### What you have to do
Can all of these lines be returned exactly?

Collected data:

--

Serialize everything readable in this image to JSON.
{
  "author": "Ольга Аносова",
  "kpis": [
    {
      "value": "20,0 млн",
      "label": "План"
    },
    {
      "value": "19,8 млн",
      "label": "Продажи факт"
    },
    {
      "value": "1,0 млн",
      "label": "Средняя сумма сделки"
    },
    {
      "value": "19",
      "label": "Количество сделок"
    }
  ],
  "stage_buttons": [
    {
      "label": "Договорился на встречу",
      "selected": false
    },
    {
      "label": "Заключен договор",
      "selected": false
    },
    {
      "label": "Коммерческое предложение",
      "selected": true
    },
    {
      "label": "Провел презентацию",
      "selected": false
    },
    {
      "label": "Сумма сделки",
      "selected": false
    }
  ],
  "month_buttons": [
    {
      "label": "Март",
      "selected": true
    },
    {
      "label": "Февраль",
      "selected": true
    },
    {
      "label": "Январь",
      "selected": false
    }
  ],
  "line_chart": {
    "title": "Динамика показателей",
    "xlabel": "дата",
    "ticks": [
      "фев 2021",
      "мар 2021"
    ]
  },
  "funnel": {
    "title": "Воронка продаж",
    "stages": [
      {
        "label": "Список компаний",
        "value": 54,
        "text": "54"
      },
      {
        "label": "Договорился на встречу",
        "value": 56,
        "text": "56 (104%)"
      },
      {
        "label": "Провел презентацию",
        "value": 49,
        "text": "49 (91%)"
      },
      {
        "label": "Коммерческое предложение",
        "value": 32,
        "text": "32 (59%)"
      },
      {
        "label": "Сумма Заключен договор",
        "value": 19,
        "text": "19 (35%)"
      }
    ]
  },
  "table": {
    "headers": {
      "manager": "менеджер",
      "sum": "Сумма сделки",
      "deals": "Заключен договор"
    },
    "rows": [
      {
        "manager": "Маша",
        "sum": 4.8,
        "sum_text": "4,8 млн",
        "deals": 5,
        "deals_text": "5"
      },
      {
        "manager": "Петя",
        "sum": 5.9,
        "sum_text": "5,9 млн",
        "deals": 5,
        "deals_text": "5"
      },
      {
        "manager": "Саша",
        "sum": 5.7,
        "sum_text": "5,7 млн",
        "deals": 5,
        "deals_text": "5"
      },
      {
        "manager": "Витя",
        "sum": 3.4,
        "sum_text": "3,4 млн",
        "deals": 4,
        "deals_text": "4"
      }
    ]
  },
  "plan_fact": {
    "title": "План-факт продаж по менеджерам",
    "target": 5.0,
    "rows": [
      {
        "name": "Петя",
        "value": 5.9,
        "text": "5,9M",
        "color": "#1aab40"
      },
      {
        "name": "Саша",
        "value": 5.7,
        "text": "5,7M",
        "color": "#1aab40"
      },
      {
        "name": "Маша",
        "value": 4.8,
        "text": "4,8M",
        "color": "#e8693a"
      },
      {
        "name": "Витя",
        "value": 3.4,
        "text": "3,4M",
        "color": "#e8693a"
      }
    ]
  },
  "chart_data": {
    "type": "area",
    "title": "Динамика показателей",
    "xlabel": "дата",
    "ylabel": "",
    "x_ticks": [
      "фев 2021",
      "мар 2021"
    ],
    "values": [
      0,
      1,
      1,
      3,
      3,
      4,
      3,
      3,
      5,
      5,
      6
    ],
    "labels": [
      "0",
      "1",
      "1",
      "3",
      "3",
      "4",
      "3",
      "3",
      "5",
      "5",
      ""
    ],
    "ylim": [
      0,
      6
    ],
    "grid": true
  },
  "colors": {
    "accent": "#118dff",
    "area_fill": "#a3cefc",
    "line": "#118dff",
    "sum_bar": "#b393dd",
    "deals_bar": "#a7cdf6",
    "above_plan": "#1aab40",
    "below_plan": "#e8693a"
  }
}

--

### Correct result
Serialize everything readable in this image to JSON.
{
  "author": "Ольга Аносова",
  "kpis": [
    {
      "value": "20,0 млн",
      "label": "План"
    },
    {
      "value": "19,8 млн",
      "label": "Продажи факт"
    },
    {
      "value": "1,0 млн",
      "label": "Средняя сумма сделки"
    },
    {
      "value": "19",
      "label": "Количество сделок"
    }
  ],
  "stage_buttons": [
    {
      "label": "Договорился на встречу",
      "selected": false
    },
    {
      "label": "Заключен договор",
      "selected": false
    },
    {
      "label": "Коммерческое предложение",
      "selected": true
    },
    {
      "label": "Провел презентацию",
      "selected": false
    },
    {
      "label": "Сумма сделки",
      "selected": false
    }
  ],
  "month_buttons": [
    {
      "label": "Март",
      "selected": true
    },
    {
      "label": "Февраль",
      "selected": true
    },
    {
      "label": "Январь",
      "selected": false
    }
  ],
  "line_chart": {
    "title": "Динамика показателей",
    "xlabel": "дата",
    "ticks": [
      "фев 2021",
      "мар 2021"
    ]
  },
  "funnel": {
    "title": "Воронка продаж",
    "stages": [
      {
        "label": "Список компаний",
        "value": 54,
        "text": "54"
      },
      {
        "label": "Договорился на встречу",
        "value": 56,
        "text": "56 (104%)"
      },
      {
        "label": "Провел презентацию",
        "value": 49,
        "text": "49 (91%)"
      },
      {
        "label": "Коммерческое предложение",
        "value": 32,
        "text": "32 (59%)"
      },
      {
        "label": "Сумма Заключен договор",
        "value": 19,
        "text": "19 (35%)"
      }
    ]
  },
  "table": {
    "headers": {
      "manager": "менеджер",
      "sum": "Сумма сделки",
      "deals": "Заключен договор"
    },
    "rows": [
      {
        "manager": "Маша",
        "sum": 4.8,
        "sum_text": "4,8 млн",
        "deals": 5,
        "deals_text": "5"
      },
      {
        "manager": "Петя",
        "sum": 5.9,
        "sum_text": "5,9 млн",
        "deals": 5,
        "deals_text": "5"
      },
      {
        "manager": "Саша",
        "sum": 5.7,
        "sum_text": "5,7 млн",
        "deals": 5,
        "deals_text": "5"
      },
      {
        "manager": "Витя",
        "sum": 3.4,
        "sum_text": "3,4 млн",
        "deals": 4,
        "deals_text": "4"
      }
    ]
  },
  "plan_fact": {
    "title": "План-факт продаж по менеджерам",
    "target": 5.0,
    "rows": [
      {
        "name": "Петя",
        "value": 5.9,
        "text": "5,9M",
        "color": "#1aab40"
      },
      {
        "name": "Саша",
        "value": 5.7,
        "text": "5,7M",
        "color": "#1aab40"
      },
      {
        "name": "Маша",
        "value": 4.8,
        "text": "4,8M",
        "color": "#e8693a"
      },
      {
        "name": "Витя",
        "value": 3.4,
        "text": "3,4M",
        "color": "#e8693a"
      }
    ]
  },
  "chart_data": {
    "type": "area",
    "title": "Динамика показателей",
    "xlabel": "дата",
    "ylabel": "",
    "x_ticks": [
      "фев 2021",
      "мар 2021"
    ],
    "values": [
      0,
      1,
      1,
      3,
      3,
      4,
      3,
      3,
      5,
      5,
      6
    ],
    "labels": [
      "0",
      "1",
      "1",
      "3",
      "3",
      "4",
      "3",
      "3",
      "5",
      "5",
      ""
    ],
    "ylim": [
      0,
      6
    ],
    "grid": true
  },
  "colors": {
    "accent": "#118dff",
    "area_fill": "#a3cefc",
    "line": "#118dff",
    "sum_bar": "#b393dd",
    "deals_bar": "#a7cdf6",
    "above_plan": "#1aab40",
    "below_plan": "#e8693a"
  }
}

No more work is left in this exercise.